Challenge
Locate "Decode this image" in the data below, then output the line it is on and all following lines through the last, word for word. Skip any pictures.

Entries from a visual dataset
** BEGIN **
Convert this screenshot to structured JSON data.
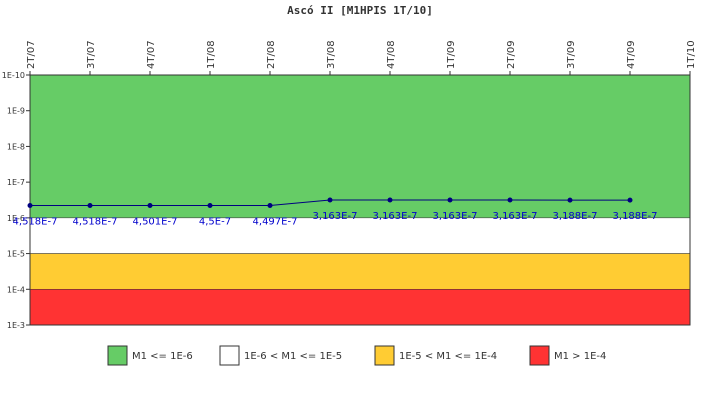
{
  "chart_data": {
    "type": "line",
    "title": "Ascó II [M1HPIS 1T/10]",
    "categories": [
      "2T/07",
      "3T/07",
      "4T/07",
      "1T/08",
      "2T/08",
      "3T/08",
      "4T/08",
      "1T/09",
      "2T/09",
      "3T/09",
      "4T/09",
      "1T/10"
    ],
    "series": [
      {
        "name": "M1",
        "color": "#000080",
        "values": [
          4.518e-07,
          4.518e-07,
          4.501e-07,
          4.5e-07,
          4.497e-07,
          3.163e-07,
          3.163e-07,
          3.163e-07,
          3.163e-07,
          3.188e-07,
          3.188e-07,
          null
        ],
        "value_labels": [
          "4,518E-7",
          "4,518E-7",
          "4,501E-7",
          "4,5E-7",
          "4,497E-7",
          "3,163E-7",
          "3,163E-7",
          "3,163E-7",
          "3,163E-7",
          "3,188E-7",
          "3,188E-7",
          null
        ]
      }
    ],
    "log_scale": true,
    "y_inverted": true,
    "ylim": [
      1e-10,
      0.001
    ],
    "yticks": [
      {
        "value": 1e-10,
        "label": "1E-10"
      },
      {
        "value": 1e-09,
        "label": "1E-9"
      },
      {
        "value": 1e-08,
        "label": "1E-8"
      },
      {
        "value": 1e-07,
        "label": "1E-7"
      },
      {
        "value": 1e-06,
        "label": "1E-6"
      },
      {
        "value": 1e-05,
        "label": "1E-5"
      },
      {
        "value": 0.0001,
        "label": "1E-4"
      },
      {
        "value": 0.001,
        "label": "1E-3"
      }
    ],
    "bands": [
      {
        "name": "M1 <= 1E-6",
        "color": "#66cc66",
        "from": 1e-10,
        "to": 1e-06
      },
      {
        "name": "1E-6 < M1 <= 1E-5",
        "color": "#ffffff",
        "from": 1e-06,
        "to": 1e-05
      },
      {
        "name": "1E-5 < M1 <= 1E-4",
        "color": "#ffcc33",
        "from": 1e-05,
        "to": 0.0001
      },
      {
        "name": "M1 > 1E-4",
        "color": "#ff3333",
        "from": 0.0001,
        "to": 0.001
      }
    ]
  }
}
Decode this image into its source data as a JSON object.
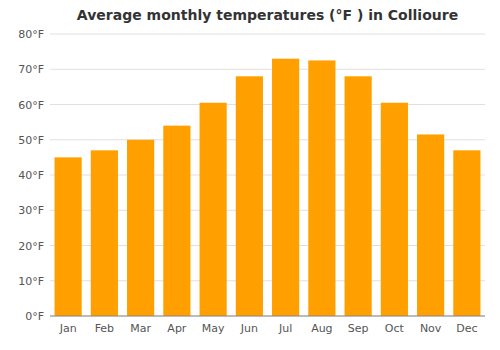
{
  "chart_data": {
    "type": "bar",
    "title": "Average monthly temperatures (°F ) in Collioure",
    "categories": [
      "Jan",
      "Feb",
      "Mar",
      "Apr",
      "May",
      "Jun",
      "Jul",
      "Aug",
      "Sep",
      "Oct",
      "Nov",
      "Dec"
    ],
    "values": [
      45,
      47,
      50,
      54,
      60.5,
      68,
      73,
      72.5,
      68,
      60.5,
      51.5,
      47
    ],
    "color": "#FFA000",
    "ylim": [
      0,
      80
    ],
    "yticks": [
      {
        "value": 0,
        "label": "0°F"
      },
      {
        "value": 10,
        "label": "10°F"
      },
      {
        "value": 20,
        "label": "20°F"
      },
      {
        "value": 30,
        "label": "30°F"
      },
      {
        "value": 40,
        "label": "40°F"
      },
      {
        "value": 50,
        "label": "50°F"
      },
      {
        "value": 60,
        "label": "60°F"
      },
      {
        "value": 70,
        "label": "70°F"
      },
      {
        "value": 80,
        "label": "80°F"
      }
    ],
    "grid": true
  }
}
** END **
Exercise output
Decode this image into its source data as a JSON object.
{
  "chart_data": {
    "type": "bar",
    "title": "Average monthly temperatures (°F ) in Collioure",
    "categories": [
      "Jan",
      "Feb",
      "Mar",
      "Apr",
      "May",
      "Jun",
      "Jul",
      "Aug",
      "Sep",
      "Oct",
      "Nov",
      "Dec"
    ],
    "values": [
      45,
      47,
      50,
      54,
      60.5,
      68,
      73,
      72.5,
      68,
      60.5,
      51.5,
      47
    ],
    "color": "#FFA000",
    "ylim": [
      0,
      80
    ],
    "yticks": [
      {
        "value": 0,
        "label": "0°F"
      },
      {
        "value": 10,
        "label": "10°F"
      },
      {
        "value": 20,
        "label": "20°F"
      },
      {
        "value": 30,
        "label": "30°F"
      },
      {
        "value": 40,
        "label": "40°F"
      },
      {
        "value": 50,
        "label": "50°F"
      },
      {
        "value": 60,
        "label": "60°F"
      },
      {
        "value": 70,
        "label": "70°F"
      },
      {
        "value": 80,
        "label": "80°F"
      }
    ],
    "grid": true
  }
}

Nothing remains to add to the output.